▸ Short task: Locate the word "fill" in the material, then show every line that holds it.

Rows from a dataset:
* start *

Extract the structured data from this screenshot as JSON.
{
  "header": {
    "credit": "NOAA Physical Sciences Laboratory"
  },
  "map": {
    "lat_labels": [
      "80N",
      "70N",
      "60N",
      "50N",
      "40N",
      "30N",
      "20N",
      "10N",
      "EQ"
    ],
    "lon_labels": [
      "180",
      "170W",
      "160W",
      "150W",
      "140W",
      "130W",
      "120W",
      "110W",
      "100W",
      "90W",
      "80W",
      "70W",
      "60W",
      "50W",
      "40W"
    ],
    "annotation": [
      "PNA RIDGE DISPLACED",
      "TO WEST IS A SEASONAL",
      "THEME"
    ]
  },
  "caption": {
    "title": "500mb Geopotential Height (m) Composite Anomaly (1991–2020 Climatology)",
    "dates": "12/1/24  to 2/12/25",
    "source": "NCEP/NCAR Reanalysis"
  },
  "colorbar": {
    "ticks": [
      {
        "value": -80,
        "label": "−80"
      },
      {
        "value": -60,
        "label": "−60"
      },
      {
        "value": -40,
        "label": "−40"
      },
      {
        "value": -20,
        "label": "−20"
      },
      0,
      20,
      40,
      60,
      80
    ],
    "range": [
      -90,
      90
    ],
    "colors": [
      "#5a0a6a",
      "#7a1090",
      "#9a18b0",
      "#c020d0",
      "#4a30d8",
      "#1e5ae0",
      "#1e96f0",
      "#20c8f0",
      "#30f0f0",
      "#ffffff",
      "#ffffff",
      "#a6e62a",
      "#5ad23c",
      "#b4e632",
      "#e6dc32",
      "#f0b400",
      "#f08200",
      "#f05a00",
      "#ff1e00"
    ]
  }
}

* end *
* start *

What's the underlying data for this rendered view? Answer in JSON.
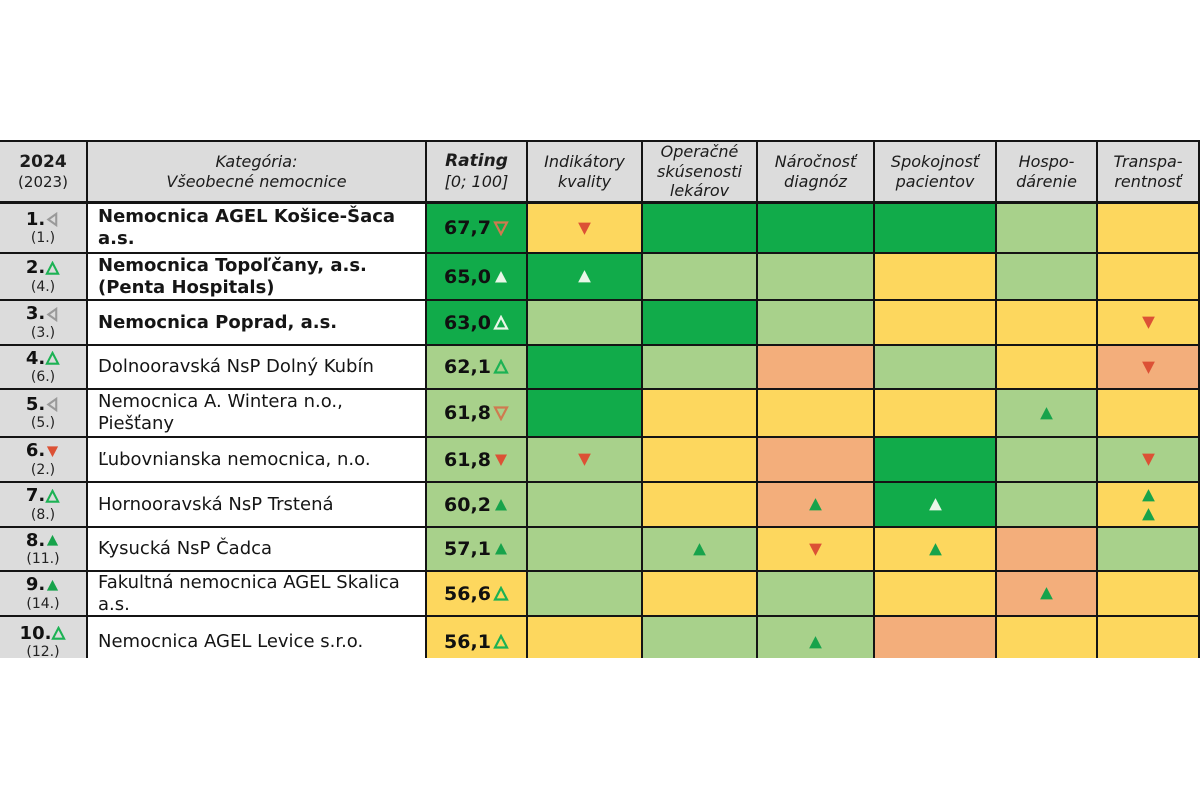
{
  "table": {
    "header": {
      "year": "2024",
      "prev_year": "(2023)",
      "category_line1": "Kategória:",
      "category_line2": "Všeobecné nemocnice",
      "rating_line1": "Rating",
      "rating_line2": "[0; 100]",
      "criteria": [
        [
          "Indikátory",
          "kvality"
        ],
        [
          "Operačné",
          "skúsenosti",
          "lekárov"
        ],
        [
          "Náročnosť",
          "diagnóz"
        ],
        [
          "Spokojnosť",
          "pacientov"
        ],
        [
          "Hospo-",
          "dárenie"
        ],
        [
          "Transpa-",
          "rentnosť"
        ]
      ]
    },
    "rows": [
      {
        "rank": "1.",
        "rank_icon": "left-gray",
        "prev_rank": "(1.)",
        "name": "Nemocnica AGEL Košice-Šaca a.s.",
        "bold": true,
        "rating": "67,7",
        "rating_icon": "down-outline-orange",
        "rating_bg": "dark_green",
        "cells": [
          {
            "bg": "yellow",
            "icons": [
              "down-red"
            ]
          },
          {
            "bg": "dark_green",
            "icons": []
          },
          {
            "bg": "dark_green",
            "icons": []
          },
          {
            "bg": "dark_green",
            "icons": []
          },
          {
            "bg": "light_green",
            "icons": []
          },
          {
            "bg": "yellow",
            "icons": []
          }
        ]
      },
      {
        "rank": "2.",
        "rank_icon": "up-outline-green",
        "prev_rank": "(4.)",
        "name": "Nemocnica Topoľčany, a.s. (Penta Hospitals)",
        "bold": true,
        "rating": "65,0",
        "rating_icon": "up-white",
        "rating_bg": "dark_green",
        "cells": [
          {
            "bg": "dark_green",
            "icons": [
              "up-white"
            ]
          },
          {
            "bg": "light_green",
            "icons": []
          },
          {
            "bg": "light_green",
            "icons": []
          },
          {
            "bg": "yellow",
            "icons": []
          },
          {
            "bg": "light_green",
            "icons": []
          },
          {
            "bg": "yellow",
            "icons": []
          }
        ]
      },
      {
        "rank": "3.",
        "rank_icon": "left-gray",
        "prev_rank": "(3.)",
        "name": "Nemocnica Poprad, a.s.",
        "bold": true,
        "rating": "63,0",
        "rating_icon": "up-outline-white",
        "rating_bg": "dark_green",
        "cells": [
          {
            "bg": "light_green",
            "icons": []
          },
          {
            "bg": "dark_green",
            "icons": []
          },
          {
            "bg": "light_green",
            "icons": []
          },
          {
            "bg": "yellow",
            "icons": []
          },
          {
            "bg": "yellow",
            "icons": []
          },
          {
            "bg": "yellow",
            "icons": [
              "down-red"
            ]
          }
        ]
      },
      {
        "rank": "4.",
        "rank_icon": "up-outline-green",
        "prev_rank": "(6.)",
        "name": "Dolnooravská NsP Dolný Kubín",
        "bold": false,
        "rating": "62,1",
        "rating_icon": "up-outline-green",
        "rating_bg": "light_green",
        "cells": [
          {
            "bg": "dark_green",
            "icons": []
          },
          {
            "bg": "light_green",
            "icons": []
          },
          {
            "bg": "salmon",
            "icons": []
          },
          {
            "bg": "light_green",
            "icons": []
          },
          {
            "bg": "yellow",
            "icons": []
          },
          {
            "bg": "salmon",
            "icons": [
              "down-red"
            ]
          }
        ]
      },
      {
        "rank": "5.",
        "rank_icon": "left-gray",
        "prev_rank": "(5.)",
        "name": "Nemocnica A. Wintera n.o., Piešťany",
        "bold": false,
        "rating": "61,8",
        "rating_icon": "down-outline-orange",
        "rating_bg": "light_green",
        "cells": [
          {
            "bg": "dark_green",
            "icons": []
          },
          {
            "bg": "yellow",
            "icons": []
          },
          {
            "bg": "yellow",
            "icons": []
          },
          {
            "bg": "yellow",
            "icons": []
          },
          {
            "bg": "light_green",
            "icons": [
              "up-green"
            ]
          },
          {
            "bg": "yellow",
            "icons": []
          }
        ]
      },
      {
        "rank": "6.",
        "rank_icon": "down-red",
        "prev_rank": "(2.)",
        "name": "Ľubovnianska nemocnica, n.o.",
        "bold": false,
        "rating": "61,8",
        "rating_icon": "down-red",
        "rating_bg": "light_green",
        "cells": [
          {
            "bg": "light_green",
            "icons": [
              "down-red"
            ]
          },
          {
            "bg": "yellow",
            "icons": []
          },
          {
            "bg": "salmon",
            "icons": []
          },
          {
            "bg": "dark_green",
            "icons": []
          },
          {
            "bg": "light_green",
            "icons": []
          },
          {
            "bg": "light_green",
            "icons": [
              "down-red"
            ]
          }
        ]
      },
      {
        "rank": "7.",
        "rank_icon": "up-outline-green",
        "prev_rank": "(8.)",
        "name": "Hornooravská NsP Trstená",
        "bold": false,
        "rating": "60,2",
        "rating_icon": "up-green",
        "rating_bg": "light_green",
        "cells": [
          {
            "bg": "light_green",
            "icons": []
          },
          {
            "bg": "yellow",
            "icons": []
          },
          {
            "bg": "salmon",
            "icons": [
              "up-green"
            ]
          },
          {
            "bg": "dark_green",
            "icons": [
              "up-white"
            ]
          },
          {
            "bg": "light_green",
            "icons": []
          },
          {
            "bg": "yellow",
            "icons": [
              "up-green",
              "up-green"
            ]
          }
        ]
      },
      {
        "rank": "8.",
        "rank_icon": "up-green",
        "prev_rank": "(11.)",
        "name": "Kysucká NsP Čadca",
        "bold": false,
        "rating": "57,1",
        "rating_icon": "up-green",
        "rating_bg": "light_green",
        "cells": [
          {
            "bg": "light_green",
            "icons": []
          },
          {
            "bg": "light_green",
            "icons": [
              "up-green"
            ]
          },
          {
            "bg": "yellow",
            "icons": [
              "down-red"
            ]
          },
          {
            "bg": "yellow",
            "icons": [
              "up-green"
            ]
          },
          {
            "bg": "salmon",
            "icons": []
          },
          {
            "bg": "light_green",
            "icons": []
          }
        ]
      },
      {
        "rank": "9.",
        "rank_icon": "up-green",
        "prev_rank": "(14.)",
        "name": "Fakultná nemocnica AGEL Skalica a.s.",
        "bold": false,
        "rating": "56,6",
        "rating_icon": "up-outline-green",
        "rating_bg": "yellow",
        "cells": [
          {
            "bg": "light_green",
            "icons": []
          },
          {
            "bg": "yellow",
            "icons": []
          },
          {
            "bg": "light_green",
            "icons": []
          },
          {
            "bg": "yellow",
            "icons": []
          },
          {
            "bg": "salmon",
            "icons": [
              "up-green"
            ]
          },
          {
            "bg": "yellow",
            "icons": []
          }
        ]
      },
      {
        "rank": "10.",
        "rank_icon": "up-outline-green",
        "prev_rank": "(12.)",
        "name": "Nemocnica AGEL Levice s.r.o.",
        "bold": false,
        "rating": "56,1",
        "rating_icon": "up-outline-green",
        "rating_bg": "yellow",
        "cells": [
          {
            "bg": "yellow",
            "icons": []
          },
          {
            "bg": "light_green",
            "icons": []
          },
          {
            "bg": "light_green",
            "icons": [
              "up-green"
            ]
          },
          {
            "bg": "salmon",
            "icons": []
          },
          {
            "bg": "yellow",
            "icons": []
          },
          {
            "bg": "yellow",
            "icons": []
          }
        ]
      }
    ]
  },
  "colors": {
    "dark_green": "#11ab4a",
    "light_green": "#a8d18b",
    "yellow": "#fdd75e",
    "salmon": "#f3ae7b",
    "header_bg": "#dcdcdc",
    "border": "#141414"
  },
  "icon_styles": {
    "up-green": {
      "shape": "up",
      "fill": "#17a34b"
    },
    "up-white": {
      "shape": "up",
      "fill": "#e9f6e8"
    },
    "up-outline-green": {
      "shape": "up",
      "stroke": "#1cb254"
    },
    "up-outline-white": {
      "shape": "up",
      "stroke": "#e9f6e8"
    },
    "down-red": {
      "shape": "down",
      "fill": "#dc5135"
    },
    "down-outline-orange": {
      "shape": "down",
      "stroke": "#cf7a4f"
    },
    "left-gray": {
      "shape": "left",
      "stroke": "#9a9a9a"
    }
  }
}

* end *

▸ Result below:
      "fill": "#17a34b"
      "fill": "#e9f6e8"
      "fill": "#dc5135"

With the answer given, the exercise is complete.